(Image layout annotations)
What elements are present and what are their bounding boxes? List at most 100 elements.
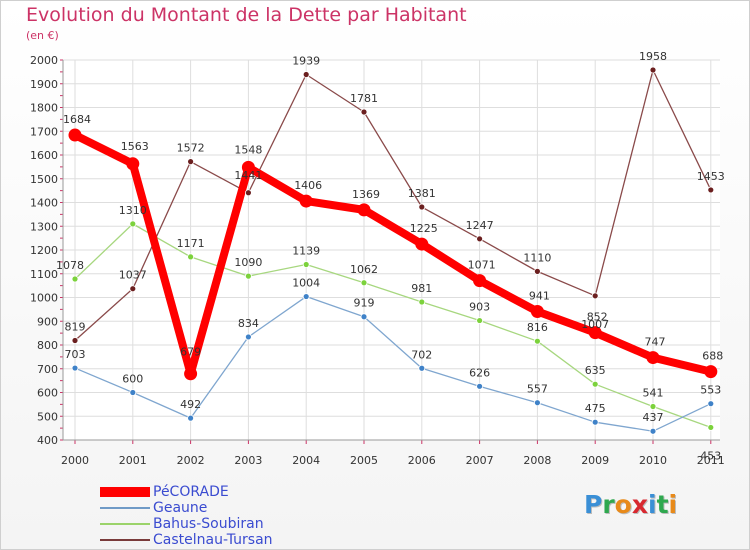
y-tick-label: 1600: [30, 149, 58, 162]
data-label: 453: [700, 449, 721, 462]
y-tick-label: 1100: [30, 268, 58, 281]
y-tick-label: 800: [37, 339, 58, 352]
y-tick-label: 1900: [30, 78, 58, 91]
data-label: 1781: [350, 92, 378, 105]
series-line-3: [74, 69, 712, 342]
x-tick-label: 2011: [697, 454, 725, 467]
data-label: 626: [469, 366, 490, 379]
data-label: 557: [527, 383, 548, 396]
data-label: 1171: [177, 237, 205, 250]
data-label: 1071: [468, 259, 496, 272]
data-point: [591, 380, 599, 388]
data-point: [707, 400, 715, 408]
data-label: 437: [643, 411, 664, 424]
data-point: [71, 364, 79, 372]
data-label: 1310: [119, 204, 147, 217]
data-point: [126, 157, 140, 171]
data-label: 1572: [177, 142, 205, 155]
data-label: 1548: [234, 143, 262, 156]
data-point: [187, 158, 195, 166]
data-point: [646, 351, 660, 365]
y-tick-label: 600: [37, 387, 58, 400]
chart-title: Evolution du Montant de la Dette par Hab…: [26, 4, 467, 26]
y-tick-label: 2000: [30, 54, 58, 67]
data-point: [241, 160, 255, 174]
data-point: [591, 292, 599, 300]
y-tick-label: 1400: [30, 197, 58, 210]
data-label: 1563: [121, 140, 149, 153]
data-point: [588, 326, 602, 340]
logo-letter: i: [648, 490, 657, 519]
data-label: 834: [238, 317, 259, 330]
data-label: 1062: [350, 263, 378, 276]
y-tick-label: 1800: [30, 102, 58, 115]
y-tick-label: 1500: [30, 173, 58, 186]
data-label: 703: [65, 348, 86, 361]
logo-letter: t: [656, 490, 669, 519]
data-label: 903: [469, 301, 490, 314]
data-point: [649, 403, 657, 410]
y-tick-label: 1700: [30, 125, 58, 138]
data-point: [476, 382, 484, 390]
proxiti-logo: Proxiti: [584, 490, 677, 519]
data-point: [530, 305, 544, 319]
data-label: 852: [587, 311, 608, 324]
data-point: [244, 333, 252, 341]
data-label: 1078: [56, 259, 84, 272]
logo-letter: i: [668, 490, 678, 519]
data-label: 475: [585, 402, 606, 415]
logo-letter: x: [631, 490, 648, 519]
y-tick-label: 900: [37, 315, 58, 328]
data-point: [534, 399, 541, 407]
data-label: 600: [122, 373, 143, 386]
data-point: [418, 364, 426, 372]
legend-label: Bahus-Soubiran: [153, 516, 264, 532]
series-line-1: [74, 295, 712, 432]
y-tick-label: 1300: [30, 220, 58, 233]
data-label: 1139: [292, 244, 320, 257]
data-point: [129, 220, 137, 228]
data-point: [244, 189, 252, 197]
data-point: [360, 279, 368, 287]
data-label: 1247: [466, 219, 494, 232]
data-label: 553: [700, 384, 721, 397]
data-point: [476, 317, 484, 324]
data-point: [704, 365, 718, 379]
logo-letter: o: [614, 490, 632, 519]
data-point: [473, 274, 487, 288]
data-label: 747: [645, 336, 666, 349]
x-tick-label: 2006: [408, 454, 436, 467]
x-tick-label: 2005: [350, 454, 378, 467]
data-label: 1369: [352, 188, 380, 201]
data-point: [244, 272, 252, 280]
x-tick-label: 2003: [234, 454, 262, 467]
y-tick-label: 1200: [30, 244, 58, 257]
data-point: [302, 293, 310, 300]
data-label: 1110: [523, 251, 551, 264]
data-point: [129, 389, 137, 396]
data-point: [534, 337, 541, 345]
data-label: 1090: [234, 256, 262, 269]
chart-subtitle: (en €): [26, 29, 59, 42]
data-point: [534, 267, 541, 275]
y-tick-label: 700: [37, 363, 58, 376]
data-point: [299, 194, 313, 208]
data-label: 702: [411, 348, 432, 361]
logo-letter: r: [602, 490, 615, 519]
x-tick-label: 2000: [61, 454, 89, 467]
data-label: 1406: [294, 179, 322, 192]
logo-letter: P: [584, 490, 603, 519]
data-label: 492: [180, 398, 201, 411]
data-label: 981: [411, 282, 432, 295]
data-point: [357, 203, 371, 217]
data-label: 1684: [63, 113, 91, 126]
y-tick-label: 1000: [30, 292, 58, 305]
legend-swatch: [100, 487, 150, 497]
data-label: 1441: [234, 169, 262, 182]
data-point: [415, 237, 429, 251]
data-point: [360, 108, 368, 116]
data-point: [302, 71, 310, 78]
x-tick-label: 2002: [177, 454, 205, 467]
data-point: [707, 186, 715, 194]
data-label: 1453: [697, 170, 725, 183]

■ **What is asked**: Count the lines in the records above that contain the string "logo". Case counts. Give only the number.

■ **Task output**: 8